(Records)
________________
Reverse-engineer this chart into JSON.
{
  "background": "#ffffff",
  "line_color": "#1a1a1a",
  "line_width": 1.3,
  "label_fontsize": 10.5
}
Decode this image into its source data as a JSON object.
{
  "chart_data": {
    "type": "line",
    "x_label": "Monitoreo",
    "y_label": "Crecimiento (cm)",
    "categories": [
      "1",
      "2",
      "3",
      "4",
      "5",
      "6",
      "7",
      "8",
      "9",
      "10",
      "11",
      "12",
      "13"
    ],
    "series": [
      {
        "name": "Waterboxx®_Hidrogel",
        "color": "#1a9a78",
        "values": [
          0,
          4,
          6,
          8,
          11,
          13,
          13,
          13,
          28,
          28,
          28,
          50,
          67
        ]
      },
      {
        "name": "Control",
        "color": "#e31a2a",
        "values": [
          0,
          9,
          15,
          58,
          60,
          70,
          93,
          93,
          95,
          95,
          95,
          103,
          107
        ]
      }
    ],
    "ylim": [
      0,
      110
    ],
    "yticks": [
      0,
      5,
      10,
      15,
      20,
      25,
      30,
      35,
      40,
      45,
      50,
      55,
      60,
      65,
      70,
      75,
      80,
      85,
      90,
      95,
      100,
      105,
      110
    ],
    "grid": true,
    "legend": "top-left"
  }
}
________________
What the exercise asks →
Each record above should be returned exactly as it appears.

Result for this task →
Reverse-engineer this chart into JSON.
{
  "background": "#ffffff",
  "line_color": "#1a1a1a",
  "line_width": 1.3,
  "label_fontsize": 10.5
}
Decode this image into its source data as a JSON object.
{
  "chart_data": {
    "type": "line",
    "x_label": "Monitoreo",
    "y_label": "Crecimiento (cm)",
    "categories": [
      "1",
      "2",
      "3",
      "4",
      "5",
      "6",
      "7",
      "8",
      "9",
      "10",
      "11",
      "12",
      "13"
    ],
    "series": [
      {
        "name": "Waterboxx®_Hidrogel",
        "color": "#1a9a78",
        "values": [
          0,
          4,
          6,
          8,
          11,
          13,
          13,
          13,
          28,
          28,
          28,
          50,
          67
        ]
      },
      {
        "name": "Control",
        "color": "#e31a2a",
        "values": [
          0,
          9,
          15,
          58,
          60,
          70,
          93,
          93,
          95,
          95,
          95,
          103,
          107
        ]
      }
    ],
    "ylim": [
      0,
      110
    ],
    "yticks": [
      0,
      5,
      10,
      15,
      20,
      25,
      30,
      35,
      40,
      45,
      50,
      55,
      60,
      65,
      70,
      75,
      80,
      85,
      90,
      95,
      100,
      105,
      110
    ],
    "grid": true,
    "legend": "top-left"
  }
}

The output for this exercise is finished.